**WHAT IS EXPECTED**
Gather up the lines with the word "JSON" in them.

[Stored data]
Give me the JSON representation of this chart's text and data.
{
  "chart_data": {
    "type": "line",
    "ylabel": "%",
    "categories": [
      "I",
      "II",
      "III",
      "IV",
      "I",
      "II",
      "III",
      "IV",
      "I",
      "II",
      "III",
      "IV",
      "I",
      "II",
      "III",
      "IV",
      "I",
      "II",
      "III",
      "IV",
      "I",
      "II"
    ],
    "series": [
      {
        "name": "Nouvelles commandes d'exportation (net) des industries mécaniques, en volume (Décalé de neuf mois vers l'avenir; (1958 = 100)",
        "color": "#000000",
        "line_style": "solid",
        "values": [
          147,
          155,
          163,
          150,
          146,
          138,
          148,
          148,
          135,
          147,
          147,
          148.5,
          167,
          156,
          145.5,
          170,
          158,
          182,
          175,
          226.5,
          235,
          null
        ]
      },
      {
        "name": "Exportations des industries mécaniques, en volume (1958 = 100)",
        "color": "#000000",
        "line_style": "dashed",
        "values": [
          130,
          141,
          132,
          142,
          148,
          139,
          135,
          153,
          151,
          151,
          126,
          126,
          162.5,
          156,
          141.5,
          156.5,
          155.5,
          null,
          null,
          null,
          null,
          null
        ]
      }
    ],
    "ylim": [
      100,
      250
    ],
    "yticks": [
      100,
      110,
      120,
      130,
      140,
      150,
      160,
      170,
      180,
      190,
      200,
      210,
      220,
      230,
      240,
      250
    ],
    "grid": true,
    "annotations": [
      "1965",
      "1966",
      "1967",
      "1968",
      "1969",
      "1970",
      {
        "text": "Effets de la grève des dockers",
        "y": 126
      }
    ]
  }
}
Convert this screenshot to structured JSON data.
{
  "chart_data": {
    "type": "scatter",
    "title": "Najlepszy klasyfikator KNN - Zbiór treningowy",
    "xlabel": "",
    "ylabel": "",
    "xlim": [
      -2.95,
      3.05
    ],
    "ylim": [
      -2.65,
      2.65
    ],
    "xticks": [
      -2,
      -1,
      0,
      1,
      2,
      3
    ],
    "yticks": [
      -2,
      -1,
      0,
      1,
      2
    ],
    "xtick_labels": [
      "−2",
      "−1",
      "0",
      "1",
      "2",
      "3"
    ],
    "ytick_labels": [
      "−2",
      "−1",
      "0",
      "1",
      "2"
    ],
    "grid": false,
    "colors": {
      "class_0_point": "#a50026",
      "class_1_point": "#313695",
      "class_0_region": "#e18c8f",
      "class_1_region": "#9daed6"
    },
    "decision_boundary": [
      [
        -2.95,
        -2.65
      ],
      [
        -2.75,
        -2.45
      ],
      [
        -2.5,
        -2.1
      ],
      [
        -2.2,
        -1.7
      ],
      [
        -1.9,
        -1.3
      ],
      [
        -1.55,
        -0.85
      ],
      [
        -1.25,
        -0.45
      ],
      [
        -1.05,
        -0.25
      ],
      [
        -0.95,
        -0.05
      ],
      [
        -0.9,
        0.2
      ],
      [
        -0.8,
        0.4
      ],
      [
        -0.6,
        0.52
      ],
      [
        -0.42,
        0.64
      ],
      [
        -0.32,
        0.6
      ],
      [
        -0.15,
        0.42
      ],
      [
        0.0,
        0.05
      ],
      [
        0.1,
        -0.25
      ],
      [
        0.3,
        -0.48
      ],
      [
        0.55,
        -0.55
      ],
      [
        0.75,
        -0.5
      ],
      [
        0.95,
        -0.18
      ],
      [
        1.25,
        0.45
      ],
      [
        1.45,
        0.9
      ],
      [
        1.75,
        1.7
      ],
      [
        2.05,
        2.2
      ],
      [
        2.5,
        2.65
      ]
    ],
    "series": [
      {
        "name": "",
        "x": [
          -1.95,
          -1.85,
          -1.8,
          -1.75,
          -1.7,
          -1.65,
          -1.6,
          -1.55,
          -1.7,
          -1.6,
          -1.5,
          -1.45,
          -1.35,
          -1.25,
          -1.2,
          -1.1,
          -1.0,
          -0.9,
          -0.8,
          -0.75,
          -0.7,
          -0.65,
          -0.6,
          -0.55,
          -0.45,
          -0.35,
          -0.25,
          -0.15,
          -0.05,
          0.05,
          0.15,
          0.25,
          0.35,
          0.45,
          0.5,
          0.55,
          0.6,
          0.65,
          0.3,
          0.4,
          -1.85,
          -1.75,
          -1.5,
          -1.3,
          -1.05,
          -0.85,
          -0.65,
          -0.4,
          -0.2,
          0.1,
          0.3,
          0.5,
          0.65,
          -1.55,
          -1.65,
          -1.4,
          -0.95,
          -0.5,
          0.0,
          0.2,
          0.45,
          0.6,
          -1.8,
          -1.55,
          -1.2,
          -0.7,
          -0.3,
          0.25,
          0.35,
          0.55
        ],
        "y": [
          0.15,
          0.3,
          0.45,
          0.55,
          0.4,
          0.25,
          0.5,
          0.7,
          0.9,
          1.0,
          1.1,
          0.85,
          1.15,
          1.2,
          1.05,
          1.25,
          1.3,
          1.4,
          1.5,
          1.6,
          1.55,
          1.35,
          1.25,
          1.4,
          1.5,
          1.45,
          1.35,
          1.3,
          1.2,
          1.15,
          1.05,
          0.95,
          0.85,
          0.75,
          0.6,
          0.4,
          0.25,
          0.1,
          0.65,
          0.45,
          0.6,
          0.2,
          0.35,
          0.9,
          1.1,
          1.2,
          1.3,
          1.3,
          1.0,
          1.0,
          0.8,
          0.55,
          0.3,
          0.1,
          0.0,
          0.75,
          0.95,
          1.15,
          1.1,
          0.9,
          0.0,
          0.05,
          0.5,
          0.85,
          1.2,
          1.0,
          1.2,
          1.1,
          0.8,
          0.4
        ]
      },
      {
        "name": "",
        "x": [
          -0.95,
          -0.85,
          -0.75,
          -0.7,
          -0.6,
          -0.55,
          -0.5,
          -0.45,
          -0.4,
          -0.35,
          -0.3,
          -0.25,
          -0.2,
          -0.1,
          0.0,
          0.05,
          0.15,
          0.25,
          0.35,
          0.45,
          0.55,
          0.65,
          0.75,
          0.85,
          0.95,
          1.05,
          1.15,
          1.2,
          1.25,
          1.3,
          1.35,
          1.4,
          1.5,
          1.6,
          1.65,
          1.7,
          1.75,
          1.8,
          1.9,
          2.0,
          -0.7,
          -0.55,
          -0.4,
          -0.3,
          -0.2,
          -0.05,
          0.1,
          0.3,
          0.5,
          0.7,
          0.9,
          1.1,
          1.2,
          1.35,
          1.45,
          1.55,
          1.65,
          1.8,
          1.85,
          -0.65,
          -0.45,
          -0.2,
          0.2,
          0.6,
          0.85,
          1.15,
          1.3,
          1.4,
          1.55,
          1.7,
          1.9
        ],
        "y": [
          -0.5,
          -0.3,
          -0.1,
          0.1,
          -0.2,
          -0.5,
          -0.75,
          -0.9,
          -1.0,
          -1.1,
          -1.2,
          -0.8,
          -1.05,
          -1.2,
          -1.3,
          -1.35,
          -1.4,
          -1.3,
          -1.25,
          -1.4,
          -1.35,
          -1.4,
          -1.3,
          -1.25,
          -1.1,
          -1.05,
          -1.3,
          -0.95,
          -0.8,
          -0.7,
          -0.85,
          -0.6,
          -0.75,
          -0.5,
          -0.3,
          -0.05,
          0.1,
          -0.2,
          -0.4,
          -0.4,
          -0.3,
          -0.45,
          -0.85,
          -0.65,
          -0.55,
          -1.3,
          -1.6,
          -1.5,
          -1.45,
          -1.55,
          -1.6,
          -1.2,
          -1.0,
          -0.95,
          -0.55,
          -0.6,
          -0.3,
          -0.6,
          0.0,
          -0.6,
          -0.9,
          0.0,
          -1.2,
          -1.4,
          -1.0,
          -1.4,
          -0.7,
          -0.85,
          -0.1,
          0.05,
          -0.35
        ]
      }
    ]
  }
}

**REPLY TO THE EXERCISE**
Give me the JSON representation of this chart's text and data.
Convert this screenshot to structured JSON data.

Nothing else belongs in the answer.